** START Data entries **

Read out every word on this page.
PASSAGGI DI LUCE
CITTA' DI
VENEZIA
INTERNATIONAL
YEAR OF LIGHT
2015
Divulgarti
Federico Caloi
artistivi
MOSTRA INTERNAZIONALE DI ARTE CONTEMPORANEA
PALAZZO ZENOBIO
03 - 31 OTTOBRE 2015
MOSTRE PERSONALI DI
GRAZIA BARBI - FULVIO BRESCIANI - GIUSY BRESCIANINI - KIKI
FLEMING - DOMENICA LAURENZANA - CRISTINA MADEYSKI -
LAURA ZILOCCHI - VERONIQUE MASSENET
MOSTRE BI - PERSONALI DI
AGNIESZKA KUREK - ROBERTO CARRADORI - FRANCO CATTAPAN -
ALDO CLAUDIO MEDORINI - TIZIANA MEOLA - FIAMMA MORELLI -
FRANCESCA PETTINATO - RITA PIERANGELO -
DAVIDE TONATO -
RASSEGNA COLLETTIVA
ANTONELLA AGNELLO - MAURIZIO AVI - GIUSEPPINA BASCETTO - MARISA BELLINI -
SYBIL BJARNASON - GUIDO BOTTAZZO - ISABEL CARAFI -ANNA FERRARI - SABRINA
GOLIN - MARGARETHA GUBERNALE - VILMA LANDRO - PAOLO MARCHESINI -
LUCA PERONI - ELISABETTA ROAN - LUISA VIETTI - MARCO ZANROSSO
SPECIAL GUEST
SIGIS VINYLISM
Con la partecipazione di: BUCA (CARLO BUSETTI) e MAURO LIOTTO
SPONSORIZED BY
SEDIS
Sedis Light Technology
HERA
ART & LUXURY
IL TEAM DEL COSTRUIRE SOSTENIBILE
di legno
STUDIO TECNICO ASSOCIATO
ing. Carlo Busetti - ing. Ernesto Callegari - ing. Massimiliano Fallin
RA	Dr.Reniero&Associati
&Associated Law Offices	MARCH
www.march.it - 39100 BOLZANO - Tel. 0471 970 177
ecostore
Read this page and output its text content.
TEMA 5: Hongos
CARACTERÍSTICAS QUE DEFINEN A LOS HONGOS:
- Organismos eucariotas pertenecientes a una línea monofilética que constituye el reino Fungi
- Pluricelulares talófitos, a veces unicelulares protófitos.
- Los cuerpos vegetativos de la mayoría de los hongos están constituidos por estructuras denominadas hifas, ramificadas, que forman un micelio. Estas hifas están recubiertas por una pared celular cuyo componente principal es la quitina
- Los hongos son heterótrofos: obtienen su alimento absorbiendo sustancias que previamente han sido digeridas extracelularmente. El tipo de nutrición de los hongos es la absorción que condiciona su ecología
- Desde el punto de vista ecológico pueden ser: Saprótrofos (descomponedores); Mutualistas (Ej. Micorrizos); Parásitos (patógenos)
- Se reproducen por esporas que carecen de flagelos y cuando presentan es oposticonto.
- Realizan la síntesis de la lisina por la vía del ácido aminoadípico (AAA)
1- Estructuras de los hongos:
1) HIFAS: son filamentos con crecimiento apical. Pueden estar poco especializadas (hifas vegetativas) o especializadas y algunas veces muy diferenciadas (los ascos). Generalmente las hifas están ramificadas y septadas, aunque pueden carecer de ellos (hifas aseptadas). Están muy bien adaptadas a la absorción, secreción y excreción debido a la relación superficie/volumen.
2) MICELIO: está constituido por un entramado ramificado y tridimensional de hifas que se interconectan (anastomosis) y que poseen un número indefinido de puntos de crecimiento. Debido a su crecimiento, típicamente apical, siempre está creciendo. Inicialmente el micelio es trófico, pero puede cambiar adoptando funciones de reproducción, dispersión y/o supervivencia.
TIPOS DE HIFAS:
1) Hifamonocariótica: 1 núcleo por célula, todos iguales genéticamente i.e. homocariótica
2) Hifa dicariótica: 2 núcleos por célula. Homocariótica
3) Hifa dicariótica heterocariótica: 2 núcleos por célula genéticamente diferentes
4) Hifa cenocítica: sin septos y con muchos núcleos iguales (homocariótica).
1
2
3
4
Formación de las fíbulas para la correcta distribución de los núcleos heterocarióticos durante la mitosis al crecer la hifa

** END Data entries **

Set task >>
All of the material must be reproduced exactly.

Full response >>
Read out every word on this page.
PASSAGGI DI LUCE
CITTA' DI
VENEZIA
INTERNATIONAL
YEAR OF LIGHT
2015
Divulgarti
Federico Caloi
artistivi
MOSTRA INTERNAZIONALE DI ARTE CONTEMPORANEA
PALAZZO ZENOBIO
03 - 31 OTTOBRE 2015
MOSTRE PERSONALI DI
GRAZIA BARBI - FULVIO BRESCIANI - GIUSY BRESCIANINI - KIKI
FLEMING - DOMENICA LAURENZANA - CRISTINA MADEYSKI -
LAURA ZILOCCHI - VERONIQUE MASSENET
MOSTRE BI - PERSONALI DI
AGNIESZKA KUREK - ROBERTO CARRADORI - FRANCO CATTAPAN -
ALDO CLAUDIO MEDORINI - TIZIANA MEOLA - FIAMMA MORELLI -
FRANCESCA PETTINATO - RITA PIERANGELO -
DAVIDE TONATO -
RASSEGNA COLLETTIVA
ANTONELLA AGNELLO - MAURIZIO AVI - GIUSEPPINA BASCETTO - MARISA BELLINI -
SYBIL BJARNASON - GUIDO BOTTAZZO - ISABEL CARAFI -ANNA FERRARI - SABRINA
GOLIN - MARGARETHA GUBERNALE - VILMA LANDRO - PAOLO MARCHESINI -
LUCA PERONI - ELISABETTA ROAN - LUISA VIETTI - MARCO ZANROSSO
SPECIAL GUEST
SIGIS VINYLISM
Con la partecipazione di: BUCA (CARLO BUSETTI) e MAURO LIOTTO
SPONSORIZED BY
SEDIS
Sedis Light Technology
HERA
ART & LUXURY
IL TEAM DEL COSTRUIRE SOSTENIBILE
di legno
STUDIO TECNICO ASSOCIATO
ing. Carlo Busetti - ing. Ernesto Callegari - ing. Massimiliano Fallin
RA	Dr.Reniero&Associati
&Associated Law Offices	MARCH
www.march.it - 39100 BOLZANO - Tel. 0471 970 177
ecostore
Read this page and output its text content.
TEMA 5: Hongos
CARACTERÍSTICAS QUE DEFINEN A LOS HONGOS:
- Organismos eucariotas pertenecientes a una línea monofilética que constituye el reino Fungi
- Pluricelulares talófitos, a veces unicelulares protófitos.
- Los cuerpos vegetativos de la mayoría de los hongos están constituidos por estructuras denominadas hifas, ramificadas, que forman un micelio. Estas hifas están recubiertas por una pared celular cuyo componente principal es la quitina
- Los hongos son heterótrofos: obtienen su alimento absorbiendo sustancias que previamente han sido digeridas extracelularmente. El tipo de nutrición de los hongos es la absorción que condiciona su ecología
- Desde el punto de vista ecológico pueden ser: Saprótrofos (descomponedores); Mutualistas (Ej. Micorrizos); Parásitos (patógenos)
- Se reproducen por esporas que carecen de flagelos y cuando presentan es oposticonto.
- Realizan la síntesis de la lisina por la vía del ácido aminoadípico (AAA)
1- Estructuras de los hongos:
1) HIFAS: son filamentos con crecimiento apical. Pueden estar poco especializadas (hifas vegetativas) o especializadas y algunas veces muy diferenciadas (los ascos). Generalmente las hifas están ramificadas y septadas, aunque pueden carecer de ellos (hifas aseptadas). Están muy bien adaptadas a la absorción, secreción y excreción debido a la relación superficie/volumen.
2) MICELIO: está constituido por un entramado ramificado y tridimensional de hifas que se interconectan (anastomosis) y que poseen un número indefinido de puntos de crecimiento. Debido a su crecimiento, típicamente apical, siempre está creciendo. Inicialmente el micelio es trófico, pero puede cambiar adoptando funciones de reproducción, dispersión y/o supervivencia.
TIPOS DE HIFAS:
1) Hifamonocariótica: 1 núcleo por célula, todos iguales genéticamente i.e. homocariótica
2) Hifa dicariótica: 2 núcleos por célula. Homocariótica
3) Hifa dicariótica heterocariótica: 2 núcleos por célula genéticamente diferentes
4) Hifa cenocítica: sin septos y con muchos núcleos iguales (homocariótica).
1
2
3
4
Formación de las fíbulas para la correcta distribución de los núcleos heterocarióticos durante la mitosis al crecer la hifa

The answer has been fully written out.